> _Task brief_: Gather all lines in the records below that include the word "採用から退職までの法律実務".

□ □ □ □

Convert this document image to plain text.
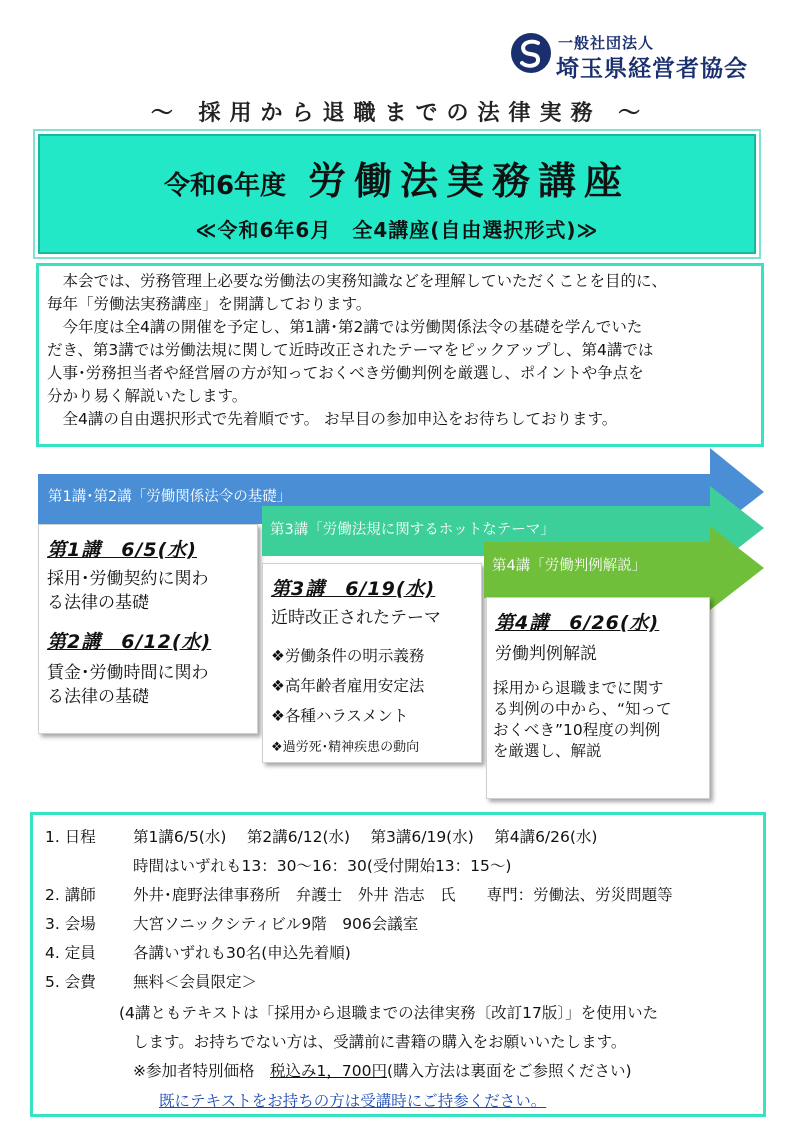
一般社団法人
埼玉県経営者協会
～ 採用から退職までの法律実務 ～
令和6年度 労働法実務講座
≪令和6年6月　全4講座(自由選択形式)≫

　本会では、労務管理上必要な労働法の実務知識などを理解していただくことを目的に、

毎年「労働法実務講座」を開講しております。

　今年度は全4講の開催を予定し、第1講･第2講では労働関係法令の基礎を学んでいた

だき、第3講では労働法規に関して近時改正されたテーマをピックアップし、第4講では

人事･労務担当者や経営層の方が知っておくべき労働判例を厳選し、ポイントや争点を

分かり易く解説いたします。

　全4講の自由選択形式で先着順です。 お早目の参加申込をお待ちしております。

第1講･第2講「労働関係法令の基礎」
第1講　6/5(水)
採用･労働契約に関わ
る法律の基礎
第2講　6/12(水)
賃金･労働時間に関わ
る法律の基礎
第3講「労働法規に関するホットなテーマ」
第3講　6/19(水)
近時改正されたテーマ
❖労働条件の明示義務
❖高年齢者雇用安定法
❖各種ハラスメント
❖過労死･精神疾患の動向
第4講「労働判例解説」
第4講　6/26(水)
労働判例解説
採用から退職までに関す
る判例の中から、“知って
おくべき”10程度の判例
を厳選し、解説
1. 日程 第1講6/5(水)　 第2講6/12(水)　 第3講6/19(水)　 第4講6/26(水)
時間はいずれも13：30～16：30(受付開始13：15～)
2. 講師 外井･鹿野法律事務所　弁護士　外井 浩志　氏　　専門：労働法、労災問題等
3. 会場 大宮ソニックシティビル9階　906会議室
4. 定員 各講いずれも30名(申込先着順)
5. 会費 無料＜会員限定＞
(4講ともテキストは「採用から退職までの法律実務〔改訂17版〕」を使用いた
します。お持ちでない方は、受講前に書籍の購入をお願いいたします。
※参加者特別価格　税込み1，700円(購入方法は裏面をご参照ください)
既にテキストをお持ちの方は受講時にご持参ください。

□ □ □ □

> _Correct answer_:
～ 採用から退職までの法律実務 ～
(4講ともテキストは「採用から退職までの法律実務〔改訂17版〕」を使用いた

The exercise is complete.